WASHINGTON (AP) — In a bipartisan rebuke of China, the Senate on Thursday unanimously approved a bill to impose sanctions on business and individuals — including the police — that undermine Hong Kong’s autonomy or restrict freedoms promised to Hong Kong residents.

The bill targets police units that have cracked down on Hong Kong protesters, as well as Chinese Communist Party officials responsible for imposing a strict “national security” law on Hong Kong, which is considered a special administrative region within China and maintains its own governing and economic systems. The measure also would impose sanctions on banks that do business with entities found to violate the law.

The measure, sponsored by Republican Sen. Pat Toomey of Pennsylvania and Democratic Sen. Chris Van Hollen of Maryland, comes as tensions over Hong Kong have increased over the past year as China has cracked down on protesters and sought to exert more control over the former British territory.

President Donald Trump has said the administration will begin eliminating the “full range” of agreements that has given Hong Kong a relationship with the U.S. that mainland China lacked, including exemptions from controls on certain exports. He said the State Department would begin warning U.S. citizens of the threat of surveillance and arrest when visiting the city.
____________________
# What you need to do
• 1. Name every person the Hong Kong sanctions article mentions by name, giving the role or title it assigns each.
• 2. Carry on the article about the Senate's Hong Kong sanctions bill, beginning after its final sentence.
____________________
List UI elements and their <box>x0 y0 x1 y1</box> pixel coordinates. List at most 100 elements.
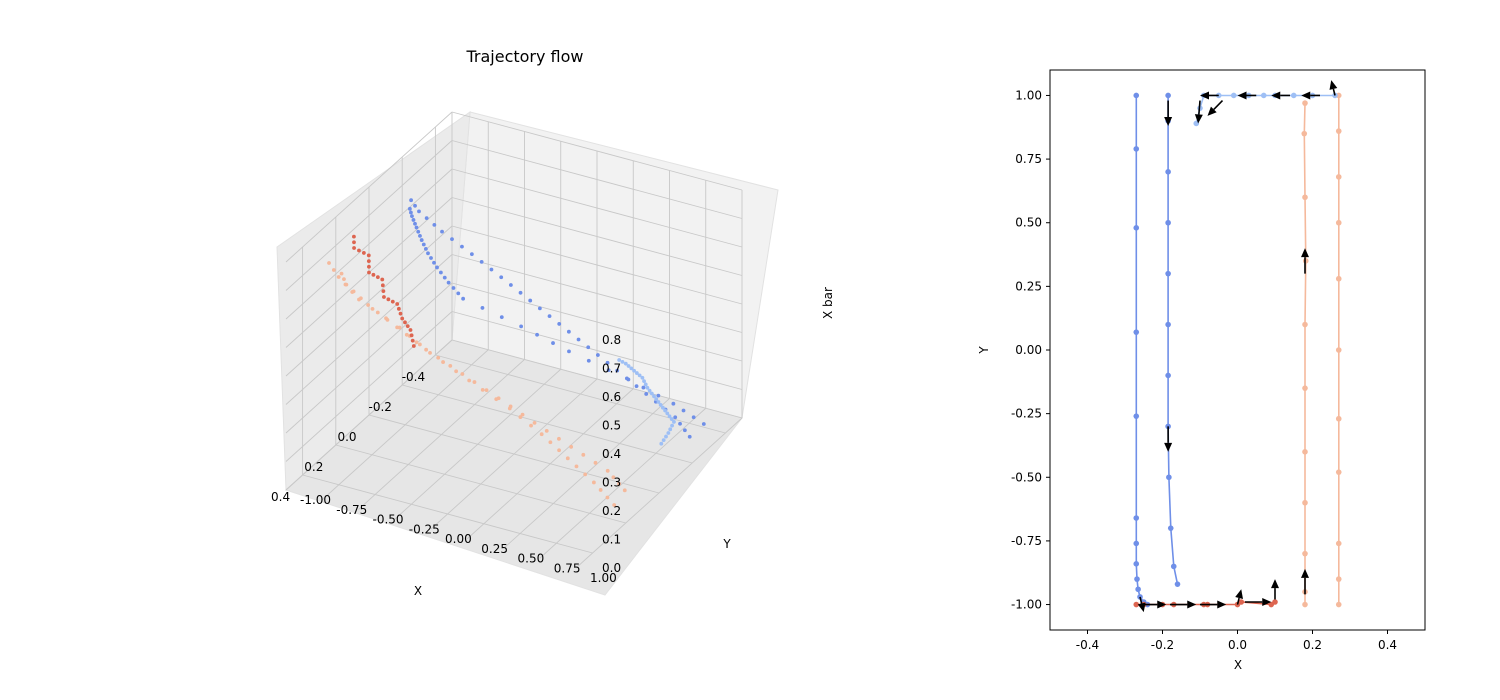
scatter-point-3d <box>499 315 504 320</box>
chart-title: Trajectory flow <box>465 47 583 66</box>
scatter-point-3d <box>593 460 598 465</box>
z-tick-label-3d: 0.5 <box>602 419 621 433</box>
flow-arrow-head <box>1164 117 1173 126</box>
series-point <box>1335 601 1342 608</box>
scatter-point-3d <box>632 368 636 373</box>
grid-3d <box>285 111 743 569</box>
y-tick-label-3d: -1.00 <box>300 493 331 507</box>
series-point <box>1133 601 1140 608</box>
scatter-point-3d <box>454 369 459 374</box>
scatter-point-3d <box>403 320 407 325</box>
scatter-point-3d <box>548 440 553 445</box>
scatter-point-3d <box>663 408 667 413</box>
scatter-point-3d <box>352 246 356 250</box>
scatter-point-3d <box>375 310 380 315</box>
y-tick-label-3d: -0.25 <box>409 522 440 536</box>
y-tick-label-3d: 0.75 <box>554 561 581 575</box>
grid-z-back <box>451 254 743 333</box>
scatter-point-3d <box>448 363 453 368</box>
series-point <box>1133 515 1140 521</box>
flow-arrow-shaft <box>1198 100 1201 115</box>
flow-arrow-head <box>1217 600 1227 609</box>
grid-z-left <box>285 140 453 291</box>
scatter-point-3d <box>611 475 616 480</box>
scatter-point-3d <box>336 275 341 279</box>
scatter-point-3d <box>426 251 430 256</box>
y-tick-label-3d: 0.25 <box>481 542 508 556</box>
grid-z-left <box>285 311 453 462</box>
x-tick-label: 0.2 <box>1303 638 1322 652</box>
scatter-point-3d <box>664 434 668 439</box>
scatter-point-3d <box>615 368 620 373</box>
scatter-point-3d <box>595 353 600 357</box>
scatter-point-3d <box>606 368 611 373</box>
x-tick-label-3d: -0.2 <box>368 400 391 414</box>
scatter-point-3d <box>367 264 371 269</box>
y-tick-label: -0.75 <box>1011 534 1042 548</box>
series-point <box>1302 499 1308 506</box>
scatter-point-3d <box>421 242 426 247</box>
x-tick-label-3d: 0.4 <box>271 490 290 504</box>
scatter-point-3d <box>410 338 415 343</box>
scatter-point-3d <box>409 198 413 203</box>
series-point <box>1165 372 1171 379</box>
scatter-point-3d <box>411 218 416 222</box>
scatter-point-3d <box>634 384 639 389</box>
y-tick-label-3d: 0.50 <box>518 552 545 566</box>
flow-arrow-head <box>1237 91 1247 100</box>
scatter-point-3d <box>682 428 687 433</box>
scatter-point-3d <box>518 415 523 419</box>
scatter-point-3d <box>441 360 445 364</box>
scatter-point-3d <box>432 222 437 227</box>
scatter-point-3d <box>440 229 444 234</box>
flow-arrow-head <box>1271 579 1279 589</box>
series-point <box>1133 413 1140 419</box>
scatter-point-3d <box>405 324 410 329</box>
scatter-point-3d <box>451 286 456 290</box>
scatter-point-3d <box>701 422 706 426</box>
scatter-point-3d <box>423 246 428 251</box>
scatter-point-3d <box>652 394 656 399</box>
scatter-point-3d <box>413 221 417 226</box>
scatter-point-3d <box>661 438 666 443</box>
scatter-point-3d <box>435 265 439 270</box>
z-tick-label-3d: 0.6 <box>602 390 621 404</box>
scatter-point-3d <box>687 434 692 439</box>
scatter-point-3d <box>494 397 499 402</box>
scatter-point-3d <box>424 216 429 221</box>
scatter-point-3d <box>529 423 533 428</box>
scatter-point-3d <box>681 408 686 413</box>
scatter-point-3d <box>366 253 371 258</box>
series-point <box>1302 449 1308 455</box>
x-axis-label-3d: X <box>414 584 422 598</box>
x-tick-label-3d: -0.4 <box>402 370 425 384</box>
series-point <box>1133 92 1140 99</box>
series-point <box>1335 174 1342 180</box>
scatter-point-3d <box>489 267 494 272</box>
flow-arrow-head <box>1187 600 1197 609</box>
y-tick-label-3d: 0.00 <box>445 532 472 546</box>
series-point <box>1302 194 1308 201</box>
scatter-point-3d <box>446 280 451 285</box>
scatter-point-3d <box>565 456 570 461</box>
series-line-2 <box>1303 103 1307 605</box>
scatter-point-3d <box>670 423 674 428</box>
scatter-point-3d <box>366 259 371 263</box>
x-tick-label: 0.4 <box>1378 638 1397 652</box>
scatter-point-3d <box>547 314 552 319</box>
y-tick-label: 0.50 <box>1015 216 1042 230</box>
scatter-point-3d <box>668 427 673 432</box>
y-tick-label-3d: 1.00 <box>590 571 617 585</box>
scatter-point-3d <box>520 412 525 417</box>
x-axis-label-2d: X <box>1234 658 1242 672</box>
scatter-point-3d <box>432 260 436 265</box>
scatter-point-3d <box>350 290 355 294</box>
scatter-point-3d <box>622 488 627 493</box>
flow-arrow-head <box>1164 442 1173 452</box>
scatter-point-3d <box>667 414 672 419</box>
scatter-point-3d <box>418 234 422 238</box>
scatter-point-3d <box>539 432 544 437</box>
scatter-point-3d <box>436 355 441 360</box>
scatter-point-3d <box>327 261 331 265</box>
scatter-point-3d <box>331 268 336 272</box>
____________________
# Expected responses
• 1.
- Pat Toomey: Republican senator from Pennsylvania and a sponsor of the measure
- Chris Van Hollen: Democratic senator from Maryland and a sponsor of the measure
- Donald Trump: President

• 2.
“Today, the Senate stood up to the communist regime in Beijing and stood with the people of Hong Kong,” Toomey said. “The mandatory sanctions established in this bill will punish those in China who seek to undermine Hong Kong’s autonomy or erode the basic freedoms promised” to Hong Kong residents under its “one country, two systems” concept.

Van Hollen said the bill takes “meaningful action to hold China and its proxies to account for their ongoing efforts to extinguish liberty and democracy in Hong Kong.”

The legislation “sends a strong, bipartisan message that the United States stands with the people of Hong Kong,” he added.

The Senate vote came a week after one of the bill’s co-sponsors, Sen. Kevin Cramer, R-N.D., blocked it at the request of the White House. Several technical changes involving possible Treasury Department sanctions improved the bill and made it more likely to win White House approval, Cramer said Thursday.

“I am grateful my colleagues and the Treasury Department were able to work together to improve the bill, bettering its chances of becoming law,” he said after the vote. “It affirms our support for the people of Hong Kong who are fighting for their freedom. I urge the House to take it up and send it to the president’s desk.”

The White House did not immediately respond to a request for comment.

In a related vote, the Senate also approved a measure stating that enactment of the bill would put the Beijing government in direct violation of the 1984 Sino-British Joint Declaration, a treaty that ended British rule in Hong Kong and granted the city partial sovereignty in 1997.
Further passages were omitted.